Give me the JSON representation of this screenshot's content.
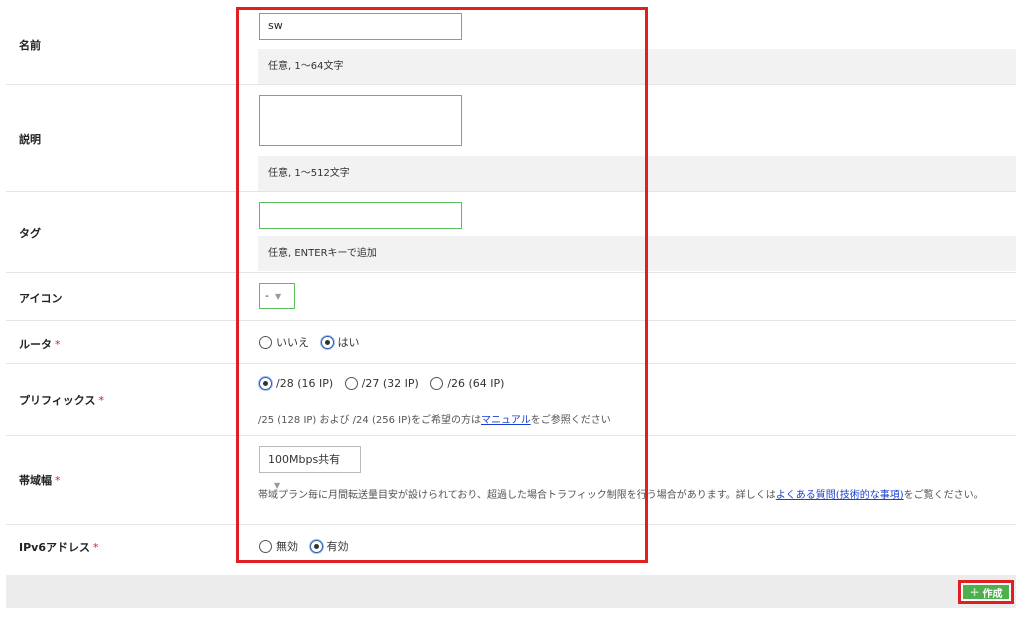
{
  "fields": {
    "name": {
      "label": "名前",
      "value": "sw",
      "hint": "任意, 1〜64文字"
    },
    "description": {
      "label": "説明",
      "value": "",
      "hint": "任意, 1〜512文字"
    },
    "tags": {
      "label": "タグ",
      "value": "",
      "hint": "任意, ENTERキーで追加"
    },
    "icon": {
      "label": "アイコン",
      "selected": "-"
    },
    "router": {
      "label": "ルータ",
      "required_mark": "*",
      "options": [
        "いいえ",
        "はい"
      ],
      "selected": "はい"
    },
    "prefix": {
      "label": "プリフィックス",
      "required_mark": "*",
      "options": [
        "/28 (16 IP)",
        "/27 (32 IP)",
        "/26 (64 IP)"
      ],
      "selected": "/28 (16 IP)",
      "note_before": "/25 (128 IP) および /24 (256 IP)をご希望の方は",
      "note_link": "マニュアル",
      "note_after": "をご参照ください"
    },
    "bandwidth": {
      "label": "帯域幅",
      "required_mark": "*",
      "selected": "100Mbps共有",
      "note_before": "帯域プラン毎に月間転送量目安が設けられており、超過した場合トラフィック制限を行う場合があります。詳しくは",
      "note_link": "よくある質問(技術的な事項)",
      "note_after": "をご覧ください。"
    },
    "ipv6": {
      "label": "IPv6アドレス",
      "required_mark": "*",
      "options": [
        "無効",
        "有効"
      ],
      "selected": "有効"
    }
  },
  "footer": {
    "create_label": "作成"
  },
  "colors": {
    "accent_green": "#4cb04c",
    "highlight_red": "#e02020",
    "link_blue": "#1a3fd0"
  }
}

※ ※ ※

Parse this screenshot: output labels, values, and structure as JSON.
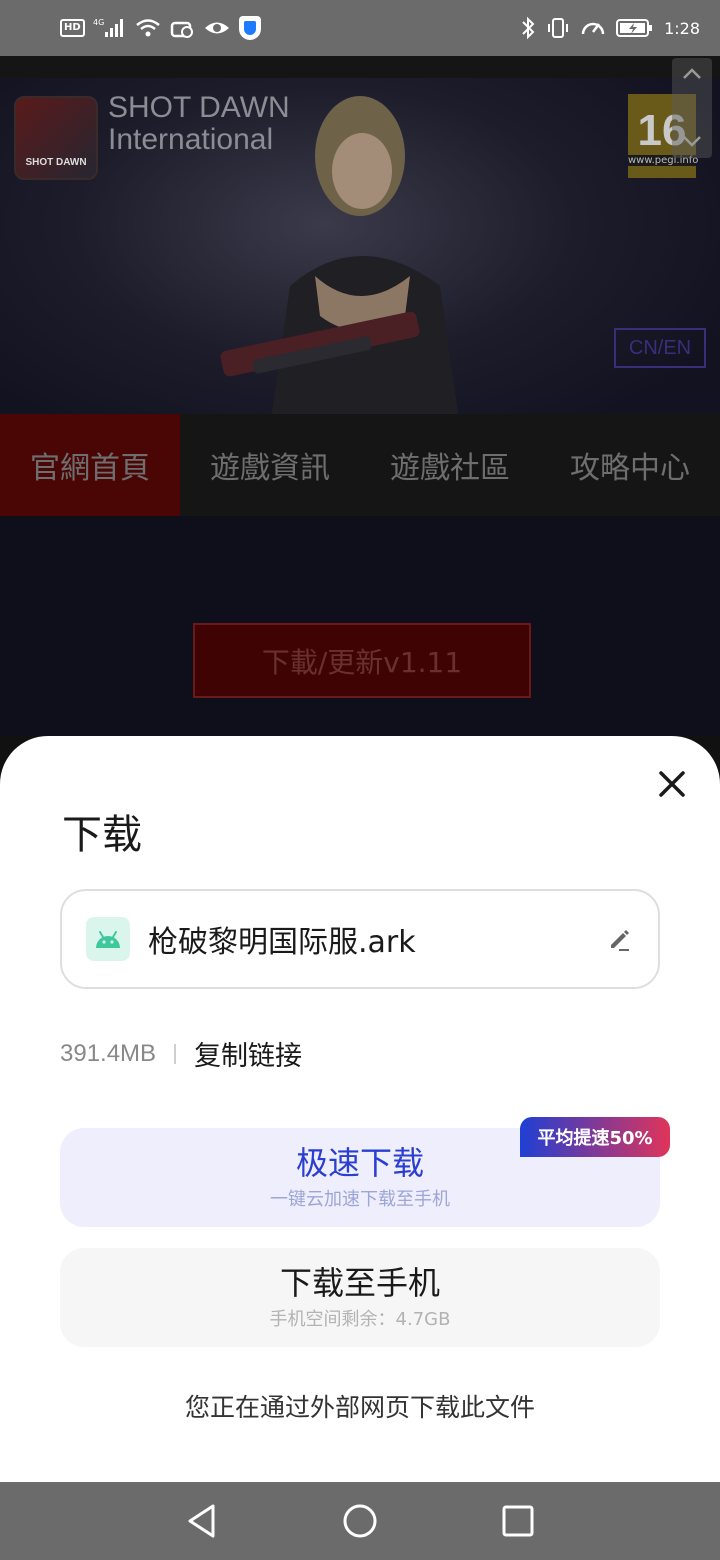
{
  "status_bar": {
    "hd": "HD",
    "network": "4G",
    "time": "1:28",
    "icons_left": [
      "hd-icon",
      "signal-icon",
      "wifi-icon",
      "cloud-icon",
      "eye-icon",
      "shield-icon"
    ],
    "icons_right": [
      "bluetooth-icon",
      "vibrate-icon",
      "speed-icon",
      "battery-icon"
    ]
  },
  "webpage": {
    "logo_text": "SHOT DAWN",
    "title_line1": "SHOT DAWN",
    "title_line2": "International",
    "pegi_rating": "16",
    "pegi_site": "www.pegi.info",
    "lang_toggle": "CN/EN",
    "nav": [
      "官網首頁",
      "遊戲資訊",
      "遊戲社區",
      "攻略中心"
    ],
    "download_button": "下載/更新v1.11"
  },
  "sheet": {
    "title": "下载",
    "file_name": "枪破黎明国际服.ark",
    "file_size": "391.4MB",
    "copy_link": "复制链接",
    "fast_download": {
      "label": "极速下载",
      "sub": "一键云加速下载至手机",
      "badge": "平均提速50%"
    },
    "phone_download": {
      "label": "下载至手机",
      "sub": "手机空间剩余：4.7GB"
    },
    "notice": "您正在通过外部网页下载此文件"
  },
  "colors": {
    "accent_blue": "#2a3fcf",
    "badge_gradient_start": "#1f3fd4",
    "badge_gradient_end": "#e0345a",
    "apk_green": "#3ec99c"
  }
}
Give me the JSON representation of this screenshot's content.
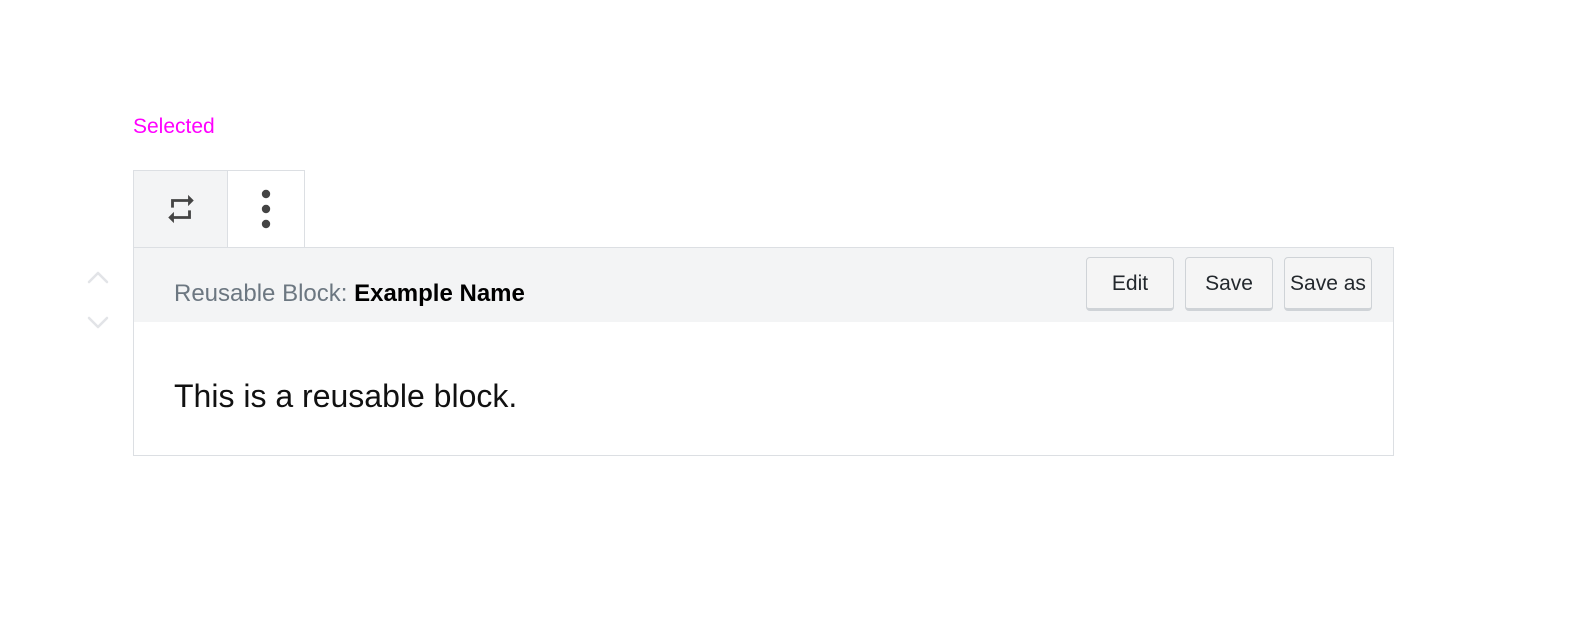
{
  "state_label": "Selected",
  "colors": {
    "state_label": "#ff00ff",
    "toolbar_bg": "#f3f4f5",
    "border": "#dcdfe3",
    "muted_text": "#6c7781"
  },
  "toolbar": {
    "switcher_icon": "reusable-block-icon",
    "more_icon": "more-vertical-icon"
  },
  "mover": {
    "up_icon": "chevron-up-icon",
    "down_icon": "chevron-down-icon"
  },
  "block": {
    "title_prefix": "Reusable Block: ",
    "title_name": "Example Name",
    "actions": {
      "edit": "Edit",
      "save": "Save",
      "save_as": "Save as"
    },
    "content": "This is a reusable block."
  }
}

※ ※ ※

> _Given request_
Write out each line of the data that holds the string "chevron".

> _The answer_
    "up_icon": "chevron-up-icon",
    "down_icon": "chevron-down-icon"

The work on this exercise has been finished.